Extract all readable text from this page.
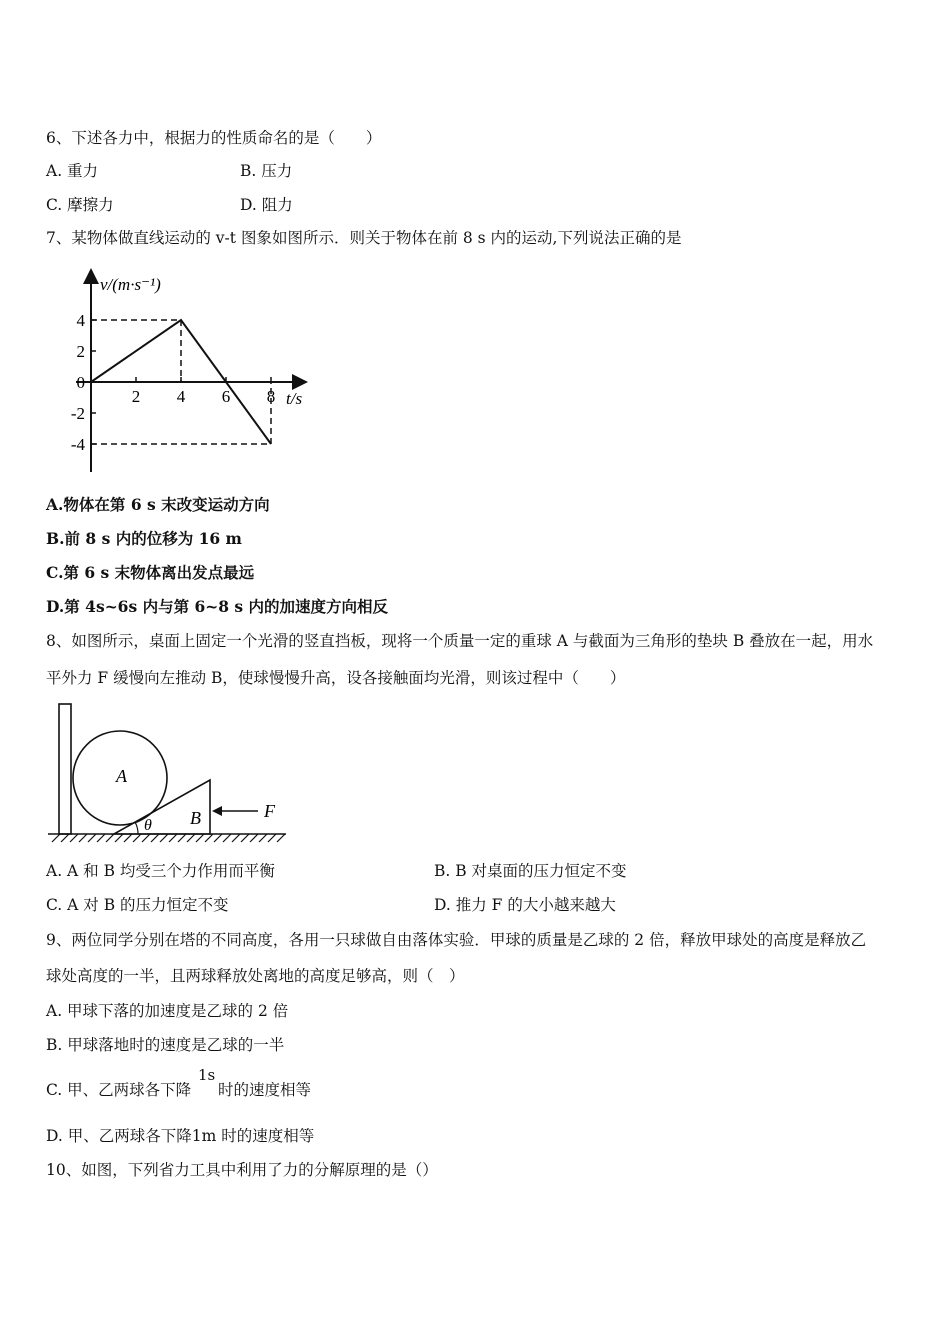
6、下述各力中，根据力的性质命名的是（　　）
A. 重力	B. 压力
C. 摩擦力	D. 阻力
7、某物体做直线运动的 v-t 图象如图所示．则关于物体在前 8 s 内的运动,下列说法正确的是
4
2
0
-2
-4
2 4 6 8
v/(m·s⁻¹)
t/s
A.物体在第 6 s 末改变运动方向
B.前 8 s 内的位移为 16 m
C.第 6 s 末物体离出发点最远
D.第 4s~6s 内与第 6~8 s 内的加速度方向相反
8、如图所示，桌面上固定一个光滑的竖直挡板，现将一个质量一定的重球 A 与截面为三角形的垫块 B 叠放在一起，用水
平外力 F 缓慢向左推动 B，使球慢慢升高，设各接触面均光滑，则该过程中（　　）
A
B	F
θ
A. A 和 B 均受三个力作用而平衡	B. B 对桌面的压力恒定不变
C. A 对 B 的压力恒定不变	D. 推力 F 的大小越来越大
9、两位同学分别在塔的不同高度，各用一只球做自由落体实验．甲球的质量是乙球的 2 倍，释放甲球处的高度是释放乙
球处高度的一半，且两球释放处离地的高度足够高，则（　）
A. 甲球下落的加速度是乙球的 2 倍
B. 甲球落地时的速度是乙球的一半
C. 甲、乙两球各下降
1s
时的速度相等
D. 甲、乙两球各下降1m 时的速度相等
10、如图，下列省力工具中利用了力的分解原理的是（）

────

- _What you should do_
Drop the images and quote the entries word for word.

- _Task result_
Extract all readable text from this page.
6、下述各力中，根据力的性质命名的是（　　）
A. 重力	B. 压力
C. 摩擦力	D. 阻力
7、某物体做直线运动的 v-t 图象如图所示．则关于物体在前 8 s 内的运动,下列说法正确的是
4
2
0
-2
-4
2 4 6 8
v/(m·s⁻¹)
t/s
A.物体在第 6 s 末改变运动方向
B.前 8 s 内的位移为 16 m
C.第 6 s 末物体离出发点最远
D.第 4s~6s 内与第 6~8 s 内的加速度方向相反
8、如图所示，桌面上固定一个光滑的竖直挡板，现将一个质量一定的重球 A 与截面为三角形的垫块 B 叠放在一起，用水
平外力 F 缓慢向左推动 B，使球慢慢升高，设各接触面均光滑，则该过程中（　　）
A
B	F
θ
A. A 和 B 均受三个力作用而平衡	B. B 对桌面的压力恒定不变
C. A 对 B 的压力恒定不变	D. 推力 F 的大小越来越大
9、两位同学分别在塔的不同高度，各用一只球做自由落体实验．甲球的质量是乙球的 2 倍，释放甲球处的高度是释放乙
球处高度的一半，且两球释放处离地的高度足够高，则（　）
A. 甲球下落的加速度是乙球的 2 倍
B. 甲球落地时的速度是乙球的一半
C. 甲、乙两球各下降
1s
时的速度相等
D. 甲、乙两球各下降1m 时的速度相等
10、如图，下列省力工具中利用了力的分解原理的是（）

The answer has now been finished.